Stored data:
*****
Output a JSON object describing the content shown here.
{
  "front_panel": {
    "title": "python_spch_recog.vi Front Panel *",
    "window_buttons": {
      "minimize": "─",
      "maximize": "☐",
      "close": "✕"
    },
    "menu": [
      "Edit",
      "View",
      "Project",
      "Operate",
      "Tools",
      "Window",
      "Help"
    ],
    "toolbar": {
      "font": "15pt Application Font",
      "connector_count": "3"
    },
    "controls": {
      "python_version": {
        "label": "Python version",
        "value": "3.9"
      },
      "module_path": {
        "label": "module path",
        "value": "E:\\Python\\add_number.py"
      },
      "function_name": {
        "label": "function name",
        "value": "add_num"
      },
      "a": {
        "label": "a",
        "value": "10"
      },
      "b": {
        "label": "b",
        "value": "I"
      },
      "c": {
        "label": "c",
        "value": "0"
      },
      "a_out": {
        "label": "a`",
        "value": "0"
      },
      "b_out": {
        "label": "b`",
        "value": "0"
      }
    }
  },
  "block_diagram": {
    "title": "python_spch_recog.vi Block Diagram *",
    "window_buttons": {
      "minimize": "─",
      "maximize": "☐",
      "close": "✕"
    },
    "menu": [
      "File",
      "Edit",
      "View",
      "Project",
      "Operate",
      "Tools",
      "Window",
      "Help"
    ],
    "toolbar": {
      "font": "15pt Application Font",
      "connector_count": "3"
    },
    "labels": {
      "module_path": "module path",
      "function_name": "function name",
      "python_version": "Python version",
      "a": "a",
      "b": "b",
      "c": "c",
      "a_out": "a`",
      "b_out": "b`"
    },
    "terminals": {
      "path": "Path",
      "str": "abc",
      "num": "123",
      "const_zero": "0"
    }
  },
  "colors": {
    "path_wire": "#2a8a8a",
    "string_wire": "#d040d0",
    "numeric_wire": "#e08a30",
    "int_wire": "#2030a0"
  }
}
*****
## GIVEN PROBLEM
Retype the material above, line by line, exactly.

## FINAL RESULT
Output a JSON object describing the content shown here.
{
  "front_panel": {
    "title": "python_spch_recog.vi Front Panel *",
    "window_buttons": {
      "minimize": "─",
      "maximize": "☐",
      "close": "✕"
    },
    "menu": [
      "Edit",
      "View",
      "Project",
      "Operate",
      "Tools",
      "Window",
      "Help"
    ],
    "toolbar": {
      "font": "15pt Application Font",
      "connector_count": "3"
    },
    "controls": {
      "python_version": {
        "label": "Python version",
        "value": "3.9"
      },
      "module_path": {
        "label": "module path",
        "value": "E:\\Python\\add_number.py"
      },
      "function_name": {
        "label": "function name",
        "value": "add_num"
      },
      "a": {
        "label": "a",
        "value": "10"
      },
      "b": {
        "label": "b",
        "value": "I"
      },
      "c": {
        "label": "c",
        "value": "0"
      },
      "a_out": {
        "label": "a`",
        "value": "0"
      },
      "b_out": {
        "label": "b`",
        "value": "0"
      }
    }
  },
  "block_diagram": {
    "title": "python_spch_recog.vi Block Diagram *",
    "window_buttons": {
      "minimize": "─",
      "maximize": "☐",
      "close": "✕"
    },
    "menu": [
      "File",
      "Edit",
      "View",
      "Project",
      "Operate",
      "Tools",
      "Window",
      "Help"
    ],
    "toolbar": {
      "font": "15pt Application Font",
      "connector_count": "3"
    },
    "labels": {
      "module_path": "module path",
      "function_name": "function name",
      "python_version": "Python version",
      "a": "a",
      "b": "b",
      "c": "c",
      "a_out": "a`",
      "b_out": "b`"
    },
    "terminals": {
      "path": "Path",
      "str": "abc",
      "num": "123",
      "const_zero": "0"
    }
  },
  "colors": {
    "path_wire": "#2a8a8a",
    "string_wire": "#d040d0",
    "numeric_wire": "#e08a30",
    "int_wire": "#2030a0"
  }
}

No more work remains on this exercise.